• PASSAGE CHOISI:
L'expert du secteur énergétique marocain, Houcine El Yamani, a averti que le prix du gasoil au Maroc pourrait atteindre 18 dirhams le litre. Cette projection s'appuie sur la volatilité persistante des marchés pétroliers internationaux et les tensions géopolitiques qui perturbent les chaînes d'approvisionnement.
El Yamani, ancien directeur à l'Office national des hydrocarbures et des mines (ONHYM), a expliqué que des facteurs mondiaux, notamment les réductions de production de l'OPEP+ et l'instabilité dans certaines régions productrices, exercent une pression à la hausse sur les cours du brut. Ces hausses se répercutent ensuite sur les consommateurs dans les pays importateurs comme le Maroc.

• LIGNES FOURNIES:
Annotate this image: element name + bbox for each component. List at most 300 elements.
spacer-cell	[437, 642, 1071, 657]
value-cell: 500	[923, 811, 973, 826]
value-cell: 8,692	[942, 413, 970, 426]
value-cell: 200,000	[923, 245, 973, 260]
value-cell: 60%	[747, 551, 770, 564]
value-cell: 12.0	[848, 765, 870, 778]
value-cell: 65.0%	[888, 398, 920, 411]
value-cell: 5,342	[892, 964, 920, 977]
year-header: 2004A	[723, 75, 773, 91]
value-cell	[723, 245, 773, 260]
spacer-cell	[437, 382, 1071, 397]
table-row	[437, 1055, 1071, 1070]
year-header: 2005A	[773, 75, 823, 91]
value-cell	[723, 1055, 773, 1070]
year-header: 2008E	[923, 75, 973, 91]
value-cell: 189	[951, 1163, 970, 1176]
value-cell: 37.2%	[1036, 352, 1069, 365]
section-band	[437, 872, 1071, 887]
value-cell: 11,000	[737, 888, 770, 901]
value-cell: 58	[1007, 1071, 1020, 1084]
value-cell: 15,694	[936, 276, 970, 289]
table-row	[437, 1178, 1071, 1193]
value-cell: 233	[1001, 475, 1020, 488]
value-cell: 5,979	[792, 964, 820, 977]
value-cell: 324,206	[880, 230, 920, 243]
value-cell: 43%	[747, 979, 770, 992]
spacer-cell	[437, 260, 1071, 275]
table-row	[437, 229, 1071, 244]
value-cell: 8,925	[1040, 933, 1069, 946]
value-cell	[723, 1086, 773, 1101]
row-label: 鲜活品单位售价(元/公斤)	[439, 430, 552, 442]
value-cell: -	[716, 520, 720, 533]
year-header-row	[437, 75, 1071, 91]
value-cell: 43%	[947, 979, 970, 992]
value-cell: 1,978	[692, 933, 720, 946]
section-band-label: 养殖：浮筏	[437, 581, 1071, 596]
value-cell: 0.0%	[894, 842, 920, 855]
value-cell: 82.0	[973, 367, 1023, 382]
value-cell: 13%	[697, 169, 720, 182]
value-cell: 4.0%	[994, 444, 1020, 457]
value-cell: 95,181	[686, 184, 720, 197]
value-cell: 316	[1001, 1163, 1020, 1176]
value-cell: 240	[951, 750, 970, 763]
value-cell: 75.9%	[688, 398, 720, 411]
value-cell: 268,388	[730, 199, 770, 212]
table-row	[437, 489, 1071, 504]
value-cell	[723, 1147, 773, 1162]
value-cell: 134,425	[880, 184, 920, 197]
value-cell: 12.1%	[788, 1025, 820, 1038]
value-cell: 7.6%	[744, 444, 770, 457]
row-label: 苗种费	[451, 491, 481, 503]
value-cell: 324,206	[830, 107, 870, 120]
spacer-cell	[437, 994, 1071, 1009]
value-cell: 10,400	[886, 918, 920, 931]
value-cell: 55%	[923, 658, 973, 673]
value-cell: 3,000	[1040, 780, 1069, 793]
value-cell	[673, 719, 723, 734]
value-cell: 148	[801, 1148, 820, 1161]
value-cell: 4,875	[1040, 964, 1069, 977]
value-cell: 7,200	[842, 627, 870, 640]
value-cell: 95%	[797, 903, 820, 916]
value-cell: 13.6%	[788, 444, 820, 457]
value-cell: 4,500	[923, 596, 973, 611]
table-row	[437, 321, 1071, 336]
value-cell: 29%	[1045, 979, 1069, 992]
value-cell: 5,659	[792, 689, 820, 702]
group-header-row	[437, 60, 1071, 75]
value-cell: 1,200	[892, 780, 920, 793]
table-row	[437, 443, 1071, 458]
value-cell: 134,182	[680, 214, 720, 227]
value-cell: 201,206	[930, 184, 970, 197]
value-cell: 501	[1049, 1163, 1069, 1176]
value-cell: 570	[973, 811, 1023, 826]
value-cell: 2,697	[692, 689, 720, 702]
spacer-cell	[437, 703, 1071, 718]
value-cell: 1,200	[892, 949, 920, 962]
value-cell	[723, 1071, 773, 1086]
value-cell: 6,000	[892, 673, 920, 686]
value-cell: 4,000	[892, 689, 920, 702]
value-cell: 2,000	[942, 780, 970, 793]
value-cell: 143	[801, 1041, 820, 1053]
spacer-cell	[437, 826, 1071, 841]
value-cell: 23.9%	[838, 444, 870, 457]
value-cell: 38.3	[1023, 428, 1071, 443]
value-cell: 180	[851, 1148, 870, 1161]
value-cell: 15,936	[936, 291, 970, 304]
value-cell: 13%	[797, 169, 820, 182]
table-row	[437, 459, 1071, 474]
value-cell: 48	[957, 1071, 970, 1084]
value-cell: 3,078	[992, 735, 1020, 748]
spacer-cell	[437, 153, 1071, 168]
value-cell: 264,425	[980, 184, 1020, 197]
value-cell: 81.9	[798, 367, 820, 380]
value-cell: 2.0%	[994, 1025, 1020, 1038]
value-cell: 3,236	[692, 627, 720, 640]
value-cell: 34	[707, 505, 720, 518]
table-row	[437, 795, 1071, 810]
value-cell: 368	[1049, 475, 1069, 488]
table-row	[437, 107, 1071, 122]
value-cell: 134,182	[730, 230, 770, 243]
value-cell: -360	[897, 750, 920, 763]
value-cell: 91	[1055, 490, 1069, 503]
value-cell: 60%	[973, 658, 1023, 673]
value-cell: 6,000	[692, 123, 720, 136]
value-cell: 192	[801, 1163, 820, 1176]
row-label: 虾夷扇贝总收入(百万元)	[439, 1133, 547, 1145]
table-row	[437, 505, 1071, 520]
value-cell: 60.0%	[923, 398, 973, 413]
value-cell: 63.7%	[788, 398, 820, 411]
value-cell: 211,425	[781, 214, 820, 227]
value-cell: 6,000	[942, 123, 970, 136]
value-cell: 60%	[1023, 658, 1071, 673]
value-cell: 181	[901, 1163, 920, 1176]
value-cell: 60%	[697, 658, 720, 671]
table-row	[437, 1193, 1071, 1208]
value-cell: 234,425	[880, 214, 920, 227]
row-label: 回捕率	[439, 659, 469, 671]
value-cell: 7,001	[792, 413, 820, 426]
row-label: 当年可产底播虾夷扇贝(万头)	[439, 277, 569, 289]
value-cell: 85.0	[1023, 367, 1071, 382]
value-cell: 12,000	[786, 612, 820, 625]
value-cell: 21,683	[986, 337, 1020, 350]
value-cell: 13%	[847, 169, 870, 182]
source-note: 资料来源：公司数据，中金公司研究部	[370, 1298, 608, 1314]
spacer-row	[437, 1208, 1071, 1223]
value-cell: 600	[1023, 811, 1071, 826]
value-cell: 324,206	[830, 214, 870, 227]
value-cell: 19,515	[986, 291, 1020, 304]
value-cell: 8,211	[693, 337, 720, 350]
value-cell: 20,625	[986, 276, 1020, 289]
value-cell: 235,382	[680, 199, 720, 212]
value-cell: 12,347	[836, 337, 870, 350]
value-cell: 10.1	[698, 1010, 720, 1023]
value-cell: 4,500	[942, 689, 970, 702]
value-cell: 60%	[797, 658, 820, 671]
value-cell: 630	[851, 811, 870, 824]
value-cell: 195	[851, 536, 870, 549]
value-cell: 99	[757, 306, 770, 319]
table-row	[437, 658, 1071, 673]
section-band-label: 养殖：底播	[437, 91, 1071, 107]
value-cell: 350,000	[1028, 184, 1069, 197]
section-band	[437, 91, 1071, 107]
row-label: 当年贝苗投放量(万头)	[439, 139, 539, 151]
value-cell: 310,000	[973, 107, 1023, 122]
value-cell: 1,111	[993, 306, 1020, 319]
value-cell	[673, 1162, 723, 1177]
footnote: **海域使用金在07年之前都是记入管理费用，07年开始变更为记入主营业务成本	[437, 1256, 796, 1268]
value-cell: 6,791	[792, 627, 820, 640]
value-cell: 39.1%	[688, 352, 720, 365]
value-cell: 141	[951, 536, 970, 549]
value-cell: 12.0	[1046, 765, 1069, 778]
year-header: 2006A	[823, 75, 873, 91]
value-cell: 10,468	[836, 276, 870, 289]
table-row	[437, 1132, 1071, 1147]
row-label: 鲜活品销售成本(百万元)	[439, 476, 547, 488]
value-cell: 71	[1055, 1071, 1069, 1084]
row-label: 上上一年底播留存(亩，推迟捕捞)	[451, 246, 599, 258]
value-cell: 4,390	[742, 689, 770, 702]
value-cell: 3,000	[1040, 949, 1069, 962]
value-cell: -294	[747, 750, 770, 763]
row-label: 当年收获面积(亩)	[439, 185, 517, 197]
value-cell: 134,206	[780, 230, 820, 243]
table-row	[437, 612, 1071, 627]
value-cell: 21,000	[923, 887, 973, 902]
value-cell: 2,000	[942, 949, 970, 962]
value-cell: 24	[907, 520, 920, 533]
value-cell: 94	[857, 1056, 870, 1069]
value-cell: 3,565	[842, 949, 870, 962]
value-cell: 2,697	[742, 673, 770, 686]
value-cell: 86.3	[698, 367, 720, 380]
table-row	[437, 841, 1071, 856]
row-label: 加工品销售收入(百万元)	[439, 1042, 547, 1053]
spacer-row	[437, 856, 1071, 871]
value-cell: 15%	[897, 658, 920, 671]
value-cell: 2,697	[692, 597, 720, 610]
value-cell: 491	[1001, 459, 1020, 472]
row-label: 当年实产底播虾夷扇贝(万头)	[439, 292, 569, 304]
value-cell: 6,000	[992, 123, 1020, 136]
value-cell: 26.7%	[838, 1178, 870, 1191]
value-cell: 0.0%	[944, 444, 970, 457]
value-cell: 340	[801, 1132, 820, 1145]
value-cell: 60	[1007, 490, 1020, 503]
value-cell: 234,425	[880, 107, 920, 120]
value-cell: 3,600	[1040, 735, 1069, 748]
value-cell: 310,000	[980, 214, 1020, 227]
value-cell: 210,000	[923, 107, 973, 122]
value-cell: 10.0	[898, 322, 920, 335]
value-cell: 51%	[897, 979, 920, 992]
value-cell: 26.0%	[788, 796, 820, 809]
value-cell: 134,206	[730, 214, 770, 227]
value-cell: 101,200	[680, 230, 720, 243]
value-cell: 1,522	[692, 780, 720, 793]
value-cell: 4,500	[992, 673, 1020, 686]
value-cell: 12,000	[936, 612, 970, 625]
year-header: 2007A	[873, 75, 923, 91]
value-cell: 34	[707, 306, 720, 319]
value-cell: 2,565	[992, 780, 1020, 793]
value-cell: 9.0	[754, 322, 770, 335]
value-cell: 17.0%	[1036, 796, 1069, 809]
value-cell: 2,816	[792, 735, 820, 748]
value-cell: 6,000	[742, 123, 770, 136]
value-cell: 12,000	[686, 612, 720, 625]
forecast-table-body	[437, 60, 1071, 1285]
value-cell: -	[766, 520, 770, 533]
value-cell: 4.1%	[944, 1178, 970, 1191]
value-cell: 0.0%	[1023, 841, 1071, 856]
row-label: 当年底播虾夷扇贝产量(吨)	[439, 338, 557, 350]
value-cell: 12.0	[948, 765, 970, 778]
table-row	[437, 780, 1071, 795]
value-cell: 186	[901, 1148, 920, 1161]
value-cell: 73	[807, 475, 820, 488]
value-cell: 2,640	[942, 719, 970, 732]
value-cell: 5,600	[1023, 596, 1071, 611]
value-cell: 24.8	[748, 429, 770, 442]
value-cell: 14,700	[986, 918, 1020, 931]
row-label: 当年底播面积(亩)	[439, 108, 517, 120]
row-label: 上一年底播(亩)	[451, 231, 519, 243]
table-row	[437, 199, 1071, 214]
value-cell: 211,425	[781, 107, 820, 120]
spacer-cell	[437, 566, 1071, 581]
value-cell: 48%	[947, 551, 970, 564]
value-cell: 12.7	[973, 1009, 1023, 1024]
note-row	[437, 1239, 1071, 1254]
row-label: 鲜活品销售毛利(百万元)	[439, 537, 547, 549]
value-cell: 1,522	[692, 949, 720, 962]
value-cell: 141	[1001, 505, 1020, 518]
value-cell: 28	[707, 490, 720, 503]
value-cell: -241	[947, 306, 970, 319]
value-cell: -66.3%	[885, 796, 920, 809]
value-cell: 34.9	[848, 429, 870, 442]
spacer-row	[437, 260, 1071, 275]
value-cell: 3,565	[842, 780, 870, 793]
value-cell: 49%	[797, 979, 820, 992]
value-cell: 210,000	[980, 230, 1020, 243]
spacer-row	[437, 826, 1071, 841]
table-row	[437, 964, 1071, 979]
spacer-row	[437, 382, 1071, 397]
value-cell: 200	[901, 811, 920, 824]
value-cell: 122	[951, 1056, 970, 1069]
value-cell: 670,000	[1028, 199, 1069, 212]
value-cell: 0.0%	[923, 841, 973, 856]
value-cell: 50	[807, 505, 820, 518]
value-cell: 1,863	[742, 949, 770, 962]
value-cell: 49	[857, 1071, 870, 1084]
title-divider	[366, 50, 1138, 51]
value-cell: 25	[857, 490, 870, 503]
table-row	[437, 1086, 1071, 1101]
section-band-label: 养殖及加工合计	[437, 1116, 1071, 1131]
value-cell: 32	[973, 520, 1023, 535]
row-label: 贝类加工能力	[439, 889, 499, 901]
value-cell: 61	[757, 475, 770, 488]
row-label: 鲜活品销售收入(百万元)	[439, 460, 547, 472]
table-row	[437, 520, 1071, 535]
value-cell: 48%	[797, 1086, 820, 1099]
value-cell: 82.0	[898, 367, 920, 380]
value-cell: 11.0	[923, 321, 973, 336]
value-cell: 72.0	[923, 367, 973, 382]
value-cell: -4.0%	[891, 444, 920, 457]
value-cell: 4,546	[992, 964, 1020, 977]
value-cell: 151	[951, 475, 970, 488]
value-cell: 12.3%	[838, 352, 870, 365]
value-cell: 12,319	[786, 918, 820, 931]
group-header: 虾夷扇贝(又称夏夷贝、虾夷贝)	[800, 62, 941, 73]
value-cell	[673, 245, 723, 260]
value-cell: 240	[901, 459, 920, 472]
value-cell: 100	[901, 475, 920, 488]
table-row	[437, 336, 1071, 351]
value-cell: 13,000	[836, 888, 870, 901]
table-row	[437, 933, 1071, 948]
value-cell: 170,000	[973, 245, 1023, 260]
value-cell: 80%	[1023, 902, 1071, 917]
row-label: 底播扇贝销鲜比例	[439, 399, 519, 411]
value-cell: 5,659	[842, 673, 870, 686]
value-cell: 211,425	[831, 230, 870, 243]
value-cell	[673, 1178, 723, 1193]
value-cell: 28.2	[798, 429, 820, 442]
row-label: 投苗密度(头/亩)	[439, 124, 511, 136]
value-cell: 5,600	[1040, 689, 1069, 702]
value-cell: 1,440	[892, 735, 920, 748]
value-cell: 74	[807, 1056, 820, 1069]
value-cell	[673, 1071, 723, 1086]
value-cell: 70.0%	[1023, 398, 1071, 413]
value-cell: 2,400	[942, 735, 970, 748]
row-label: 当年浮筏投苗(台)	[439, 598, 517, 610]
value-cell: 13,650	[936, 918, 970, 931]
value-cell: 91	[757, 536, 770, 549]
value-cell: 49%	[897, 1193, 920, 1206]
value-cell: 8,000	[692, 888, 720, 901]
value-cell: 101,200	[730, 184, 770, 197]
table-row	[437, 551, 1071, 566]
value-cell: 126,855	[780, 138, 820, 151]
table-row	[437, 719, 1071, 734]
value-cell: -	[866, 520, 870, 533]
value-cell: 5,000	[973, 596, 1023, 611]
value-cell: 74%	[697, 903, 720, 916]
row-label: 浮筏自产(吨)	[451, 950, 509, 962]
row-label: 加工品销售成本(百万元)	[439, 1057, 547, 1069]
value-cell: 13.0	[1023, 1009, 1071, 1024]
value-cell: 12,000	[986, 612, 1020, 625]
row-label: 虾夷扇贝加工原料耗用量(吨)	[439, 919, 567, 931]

• VOTRE TÂCHE: Prolongez, s'il vous plaît, le passage sur le prix du gasoil au Maroc en reprenant juste après sa dernière phrase.

• ZONE DE RÉPONSE:
Le gouvernement marocain subventionne actuellement le gaz butane et certains produits alimentaires de base, mais les prix des carburants sont libéralisés et fluctuent en fonction des coûts internationaux. Une hausse soutenue impacterait fortement les coûts du transport et de la logistique, alimentant les pressions inflationnistes plus larges dans l'économie nationale.
Si la déclaration de l'expert constitue une alerte basée sur les tendances actuelles, le prix futur effectif dépendra de l'évolution du marché mondial. L'État dispose de mécanismes pour amortir ponctuellement les fortes variations, mais un scénario de prix durablement élevé représente un défi économique sérieux.